-- begin INFORMATION SHOWN --

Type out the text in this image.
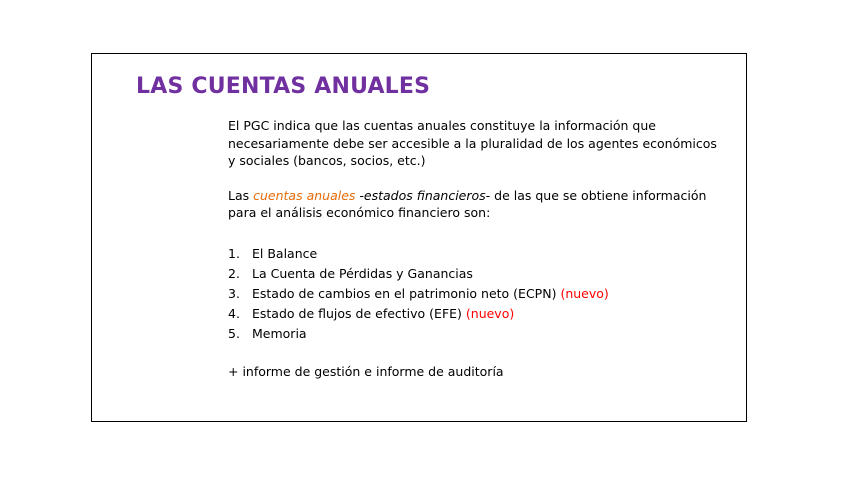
LAS CUENTAS ANUALES

El PGC indica que las cuentas anuales constituye la información que necesariamente debe ser accesible a la pluralidad de los agentes económicos y sociales (bancos, socios, etc.)

Las cuentas anuales -estados financieros- de las que se obtiene información para el análisis económico financiero son:

1. El Balance
2. La Cuenta de Pérdidas y Ganancias
3. Estado de cambios en el patrimonio neto (ECPN) (nuevo)
4. Estado de flujos de efectivo (EFE) (nuevo)
5. Memoria

+ informe de gestión e informe de auditoría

-- end INFORMATION SHOWN --

→ JOB
All entries must be written out again exactly as given, with no pictures in the copy.

→ RESULT
Type out the text in this image.
LAS CUENTAS ANUALES

El PGC indica que las cuentas anuales constituye la información que necesariamente debe ser accesible a la pluralidad de los agentes económicos y sociales (bancos, socios, etc.)

Las cuentas anuales -estados financieros- de las que se obtiene información para el análisis económico financiero son:

1. El Balance
2. La Cuenta de Pérdidas y Ganancias
3. Estado de cambios en el patrimonio neto (ECPN) (nuevo)
4. Estado de flujos de efectivo (EFE) (nuevo)
5. Memoria

+ informe de gestión e informe de auditoría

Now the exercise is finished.